To do:
Using the records provided below, locate and copy each line that contains the word "Isig".

Provided material:
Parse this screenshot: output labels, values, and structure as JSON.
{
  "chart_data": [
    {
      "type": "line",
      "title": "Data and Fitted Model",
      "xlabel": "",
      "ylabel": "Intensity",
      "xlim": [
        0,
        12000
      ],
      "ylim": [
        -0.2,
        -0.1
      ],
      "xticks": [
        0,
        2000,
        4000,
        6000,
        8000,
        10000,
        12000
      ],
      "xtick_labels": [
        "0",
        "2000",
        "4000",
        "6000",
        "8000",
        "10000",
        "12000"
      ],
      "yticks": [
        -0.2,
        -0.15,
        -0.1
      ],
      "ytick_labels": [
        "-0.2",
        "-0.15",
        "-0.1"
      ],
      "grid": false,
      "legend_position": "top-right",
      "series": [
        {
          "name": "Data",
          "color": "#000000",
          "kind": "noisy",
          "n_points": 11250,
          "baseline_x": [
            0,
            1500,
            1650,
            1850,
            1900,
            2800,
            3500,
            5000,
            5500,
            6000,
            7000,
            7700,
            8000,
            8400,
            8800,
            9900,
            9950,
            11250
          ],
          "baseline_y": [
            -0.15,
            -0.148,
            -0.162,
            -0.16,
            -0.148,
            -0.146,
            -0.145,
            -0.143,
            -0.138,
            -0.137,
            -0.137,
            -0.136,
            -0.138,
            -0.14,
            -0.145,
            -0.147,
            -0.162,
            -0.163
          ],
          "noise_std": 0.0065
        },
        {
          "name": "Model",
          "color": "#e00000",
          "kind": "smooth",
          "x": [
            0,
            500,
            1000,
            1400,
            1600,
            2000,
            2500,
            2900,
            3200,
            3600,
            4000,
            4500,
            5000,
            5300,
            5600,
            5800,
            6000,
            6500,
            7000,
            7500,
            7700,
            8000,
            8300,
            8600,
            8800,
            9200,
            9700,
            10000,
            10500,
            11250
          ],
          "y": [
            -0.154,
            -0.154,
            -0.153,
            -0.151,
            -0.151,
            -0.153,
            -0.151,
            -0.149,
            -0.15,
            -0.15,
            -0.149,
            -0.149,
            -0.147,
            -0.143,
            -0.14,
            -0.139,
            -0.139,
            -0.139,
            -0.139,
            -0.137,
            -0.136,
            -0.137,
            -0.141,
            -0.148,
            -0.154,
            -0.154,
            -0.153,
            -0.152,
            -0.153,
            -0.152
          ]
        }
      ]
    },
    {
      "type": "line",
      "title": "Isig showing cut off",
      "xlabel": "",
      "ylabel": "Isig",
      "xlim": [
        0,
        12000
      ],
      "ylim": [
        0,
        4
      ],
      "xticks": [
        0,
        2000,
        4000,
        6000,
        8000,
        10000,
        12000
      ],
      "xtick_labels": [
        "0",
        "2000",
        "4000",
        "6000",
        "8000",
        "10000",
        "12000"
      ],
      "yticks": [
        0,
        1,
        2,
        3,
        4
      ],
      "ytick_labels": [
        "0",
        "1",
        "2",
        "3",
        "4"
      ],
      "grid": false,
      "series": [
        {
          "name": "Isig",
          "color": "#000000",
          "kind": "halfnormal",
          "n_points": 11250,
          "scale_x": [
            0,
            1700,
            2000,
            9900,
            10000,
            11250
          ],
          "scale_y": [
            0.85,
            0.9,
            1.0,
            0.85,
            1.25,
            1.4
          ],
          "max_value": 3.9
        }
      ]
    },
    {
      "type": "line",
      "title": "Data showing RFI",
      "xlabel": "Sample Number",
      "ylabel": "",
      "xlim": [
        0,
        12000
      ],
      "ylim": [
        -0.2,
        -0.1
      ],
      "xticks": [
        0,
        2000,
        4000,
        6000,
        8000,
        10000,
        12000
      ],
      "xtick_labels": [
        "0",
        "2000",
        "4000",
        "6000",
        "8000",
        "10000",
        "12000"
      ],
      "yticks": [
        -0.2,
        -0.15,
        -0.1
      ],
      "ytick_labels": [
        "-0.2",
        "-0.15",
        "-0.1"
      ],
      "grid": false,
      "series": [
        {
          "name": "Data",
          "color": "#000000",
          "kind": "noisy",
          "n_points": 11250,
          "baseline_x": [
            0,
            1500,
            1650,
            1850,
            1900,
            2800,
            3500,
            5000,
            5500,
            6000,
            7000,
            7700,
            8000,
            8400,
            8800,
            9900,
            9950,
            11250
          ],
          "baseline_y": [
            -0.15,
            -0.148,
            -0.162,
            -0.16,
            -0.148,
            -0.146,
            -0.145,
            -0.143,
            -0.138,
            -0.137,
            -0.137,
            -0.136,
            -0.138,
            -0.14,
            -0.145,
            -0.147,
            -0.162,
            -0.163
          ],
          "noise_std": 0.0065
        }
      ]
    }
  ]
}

Answer to this problem:
      "title": "Isig showing cut off",
      "ylabel": "Isig",
          "name": "Isig",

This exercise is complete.